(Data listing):
>> begin

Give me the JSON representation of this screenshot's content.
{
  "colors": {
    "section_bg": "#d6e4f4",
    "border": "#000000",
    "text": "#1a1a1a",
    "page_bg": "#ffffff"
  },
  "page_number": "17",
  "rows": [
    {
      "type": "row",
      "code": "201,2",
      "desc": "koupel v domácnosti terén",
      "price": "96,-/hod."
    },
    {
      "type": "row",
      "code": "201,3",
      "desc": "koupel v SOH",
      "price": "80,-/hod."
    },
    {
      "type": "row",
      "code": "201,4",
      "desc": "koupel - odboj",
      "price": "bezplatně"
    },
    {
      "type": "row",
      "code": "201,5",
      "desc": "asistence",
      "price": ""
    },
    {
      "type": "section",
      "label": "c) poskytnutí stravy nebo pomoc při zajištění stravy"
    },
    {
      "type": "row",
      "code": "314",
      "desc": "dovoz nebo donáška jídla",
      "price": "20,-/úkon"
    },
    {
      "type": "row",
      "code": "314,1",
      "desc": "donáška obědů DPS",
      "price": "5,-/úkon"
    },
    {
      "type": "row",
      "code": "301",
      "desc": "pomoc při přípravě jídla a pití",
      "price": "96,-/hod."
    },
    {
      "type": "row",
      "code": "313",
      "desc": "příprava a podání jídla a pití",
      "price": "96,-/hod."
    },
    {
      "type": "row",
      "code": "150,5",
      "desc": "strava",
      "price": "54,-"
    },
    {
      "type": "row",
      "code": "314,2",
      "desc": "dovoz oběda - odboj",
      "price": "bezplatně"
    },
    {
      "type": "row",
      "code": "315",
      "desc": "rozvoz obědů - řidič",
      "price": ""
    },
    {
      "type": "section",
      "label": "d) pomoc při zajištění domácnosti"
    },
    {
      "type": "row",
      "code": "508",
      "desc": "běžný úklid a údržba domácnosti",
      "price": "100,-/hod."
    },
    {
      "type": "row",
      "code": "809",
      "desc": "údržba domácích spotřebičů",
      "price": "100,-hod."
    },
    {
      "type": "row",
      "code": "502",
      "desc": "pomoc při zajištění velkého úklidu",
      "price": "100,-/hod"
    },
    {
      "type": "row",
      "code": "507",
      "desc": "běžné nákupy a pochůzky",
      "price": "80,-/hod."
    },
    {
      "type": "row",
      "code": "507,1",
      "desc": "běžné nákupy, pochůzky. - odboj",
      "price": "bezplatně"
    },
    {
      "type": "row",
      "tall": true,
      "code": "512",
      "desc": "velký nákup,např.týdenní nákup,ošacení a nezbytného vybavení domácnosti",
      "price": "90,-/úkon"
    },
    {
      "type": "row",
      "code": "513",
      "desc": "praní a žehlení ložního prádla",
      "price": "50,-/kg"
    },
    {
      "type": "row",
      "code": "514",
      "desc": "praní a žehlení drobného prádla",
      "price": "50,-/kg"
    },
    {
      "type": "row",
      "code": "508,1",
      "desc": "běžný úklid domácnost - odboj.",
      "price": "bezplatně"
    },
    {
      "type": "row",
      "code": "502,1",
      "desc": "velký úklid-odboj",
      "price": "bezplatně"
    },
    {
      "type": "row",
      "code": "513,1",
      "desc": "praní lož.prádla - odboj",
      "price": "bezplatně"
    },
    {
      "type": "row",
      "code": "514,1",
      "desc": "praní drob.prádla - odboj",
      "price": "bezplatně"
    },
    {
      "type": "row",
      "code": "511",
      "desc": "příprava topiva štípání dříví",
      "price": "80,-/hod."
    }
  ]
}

>> end

From the listing above, collect every line that mentions the word "obědů".

(OUTPUT FOR THIS TASK):
      "desc": "donáška obědů DPS",
      "desc": "rozvoz obědů - řidič",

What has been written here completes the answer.